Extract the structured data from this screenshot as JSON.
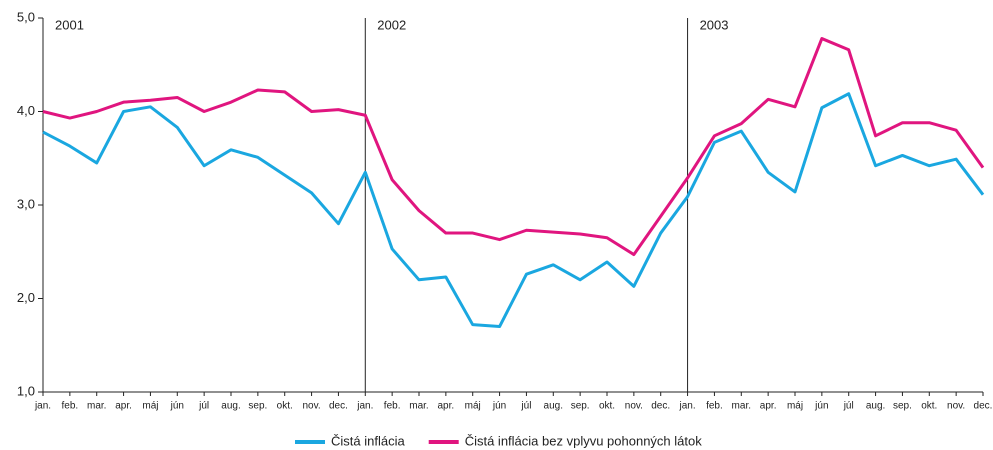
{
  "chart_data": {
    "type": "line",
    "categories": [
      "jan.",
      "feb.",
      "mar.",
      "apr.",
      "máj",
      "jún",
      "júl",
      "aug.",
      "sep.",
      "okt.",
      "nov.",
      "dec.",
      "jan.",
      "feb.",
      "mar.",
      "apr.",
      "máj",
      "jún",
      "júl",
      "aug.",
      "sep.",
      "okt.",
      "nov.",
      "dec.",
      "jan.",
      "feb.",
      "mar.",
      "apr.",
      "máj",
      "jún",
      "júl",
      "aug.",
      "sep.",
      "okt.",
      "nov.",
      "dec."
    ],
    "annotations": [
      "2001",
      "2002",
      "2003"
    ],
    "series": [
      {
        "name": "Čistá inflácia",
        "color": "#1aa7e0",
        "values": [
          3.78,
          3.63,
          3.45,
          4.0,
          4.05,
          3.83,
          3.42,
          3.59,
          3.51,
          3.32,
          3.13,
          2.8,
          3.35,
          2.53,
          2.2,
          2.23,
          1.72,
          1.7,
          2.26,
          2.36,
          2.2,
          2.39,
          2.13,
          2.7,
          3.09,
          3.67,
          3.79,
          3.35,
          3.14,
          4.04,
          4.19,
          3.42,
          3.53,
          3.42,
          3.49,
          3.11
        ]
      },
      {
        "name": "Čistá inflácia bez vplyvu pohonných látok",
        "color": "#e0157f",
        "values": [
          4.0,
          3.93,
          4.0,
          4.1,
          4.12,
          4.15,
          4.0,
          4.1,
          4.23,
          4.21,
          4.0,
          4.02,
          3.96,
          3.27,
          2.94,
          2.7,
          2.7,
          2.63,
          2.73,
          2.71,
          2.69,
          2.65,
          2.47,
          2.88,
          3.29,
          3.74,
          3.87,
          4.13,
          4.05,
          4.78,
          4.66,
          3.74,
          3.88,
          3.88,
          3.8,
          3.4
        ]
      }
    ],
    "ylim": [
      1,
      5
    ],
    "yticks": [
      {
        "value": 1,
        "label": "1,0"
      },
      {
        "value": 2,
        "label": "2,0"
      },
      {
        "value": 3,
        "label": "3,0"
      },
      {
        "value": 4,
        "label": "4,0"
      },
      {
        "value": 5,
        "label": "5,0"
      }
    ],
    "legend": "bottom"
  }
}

---

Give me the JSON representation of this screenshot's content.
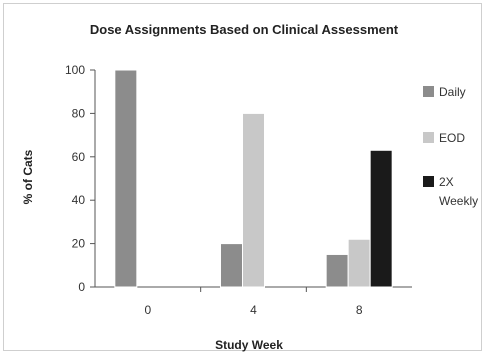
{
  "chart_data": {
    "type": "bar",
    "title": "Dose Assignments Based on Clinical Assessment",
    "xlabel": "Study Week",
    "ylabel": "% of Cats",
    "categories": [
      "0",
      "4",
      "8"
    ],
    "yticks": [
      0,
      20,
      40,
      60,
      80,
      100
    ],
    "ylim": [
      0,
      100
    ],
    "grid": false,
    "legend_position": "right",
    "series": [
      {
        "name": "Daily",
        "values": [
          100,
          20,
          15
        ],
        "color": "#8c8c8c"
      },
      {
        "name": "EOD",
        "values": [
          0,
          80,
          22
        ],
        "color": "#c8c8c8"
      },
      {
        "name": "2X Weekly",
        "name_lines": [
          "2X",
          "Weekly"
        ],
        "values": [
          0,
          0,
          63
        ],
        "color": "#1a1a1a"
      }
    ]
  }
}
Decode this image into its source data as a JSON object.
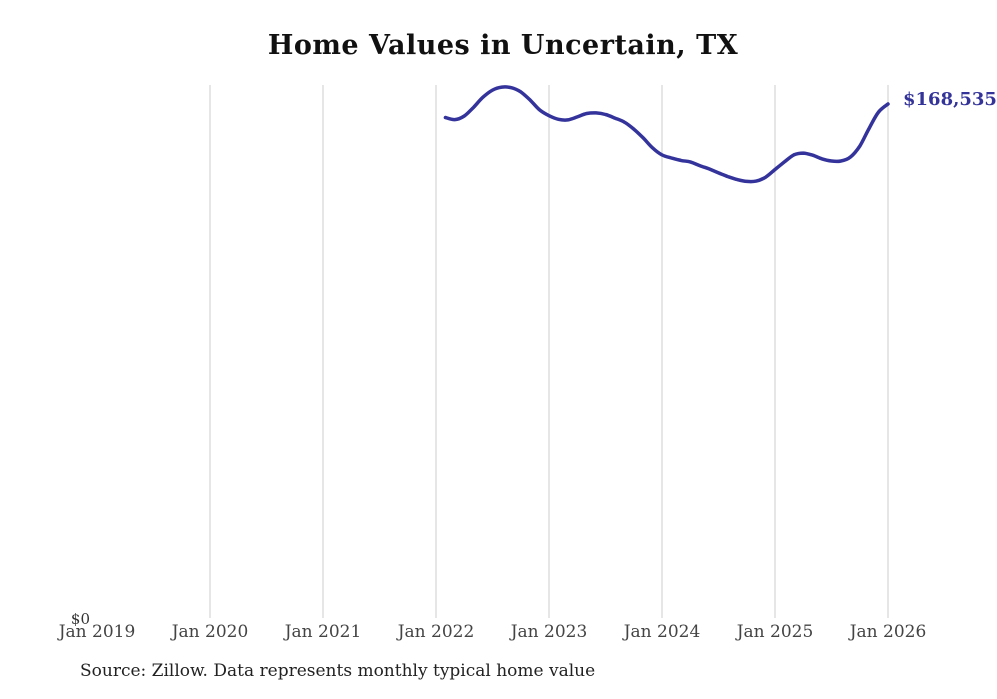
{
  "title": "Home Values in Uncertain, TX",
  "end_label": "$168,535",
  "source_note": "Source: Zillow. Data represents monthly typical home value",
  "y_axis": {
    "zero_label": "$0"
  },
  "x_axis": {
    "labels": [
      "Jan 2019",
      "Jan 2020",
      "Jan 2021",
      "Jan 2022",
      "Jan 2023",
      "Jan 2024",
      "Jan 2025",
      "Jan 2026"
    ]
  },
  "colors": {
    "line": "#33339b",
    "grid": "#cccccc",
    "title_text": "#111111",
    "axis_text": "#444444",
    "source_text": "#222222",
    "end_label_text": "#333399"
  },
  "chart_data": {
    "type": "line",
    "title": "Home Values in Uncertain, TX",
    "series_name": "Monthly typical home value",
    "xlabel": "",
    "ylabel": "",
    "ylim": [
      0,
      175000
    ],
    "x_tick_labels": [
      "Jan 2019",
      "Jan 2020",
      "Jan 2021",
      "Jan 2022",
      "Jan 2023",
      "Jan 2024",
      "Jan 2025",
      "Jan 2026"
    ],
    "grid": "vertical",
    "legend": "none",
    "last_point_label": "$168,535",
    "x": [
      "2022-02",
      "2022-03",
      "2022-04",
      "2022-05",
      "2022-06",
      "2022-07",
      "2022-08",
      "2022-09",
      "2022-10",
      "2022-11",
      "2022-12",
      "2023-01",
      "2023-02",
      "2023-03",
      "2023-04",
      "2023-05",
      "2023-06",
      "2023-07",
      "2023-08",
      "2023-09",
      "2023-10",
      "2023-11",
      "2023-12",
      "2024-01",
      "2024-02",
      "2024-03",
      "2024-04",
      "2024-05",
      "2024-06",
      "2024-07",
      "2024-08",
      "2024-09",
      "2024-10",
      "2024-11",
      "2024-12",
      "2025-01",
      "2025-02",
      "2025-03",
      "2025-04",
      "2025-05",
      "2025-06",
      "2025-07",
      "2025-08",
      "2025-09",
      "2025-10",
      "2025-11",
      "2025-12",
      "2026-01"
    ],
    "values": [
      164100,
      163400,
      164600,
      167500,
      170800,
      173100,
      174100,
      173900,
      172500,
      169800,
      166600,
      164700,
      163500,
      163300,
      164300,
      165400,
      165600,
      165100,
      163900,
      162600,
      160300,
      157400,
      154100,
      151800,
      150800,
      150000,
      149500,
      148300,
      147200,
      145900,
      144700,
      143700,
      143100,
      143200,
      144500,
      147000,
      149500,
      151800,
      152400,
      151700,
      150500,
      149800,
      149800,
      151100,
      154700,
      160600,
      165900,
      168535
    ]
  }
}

---

_OBJECTIVE:_
Scan the lines for the string "typical". Copy out each line that matches.

_RESULT OF THIS EXERCISE:_
  "source_note": "Source: Zillow. Data represents monthly typical home value",
    "series_name": "Monthly typical home value",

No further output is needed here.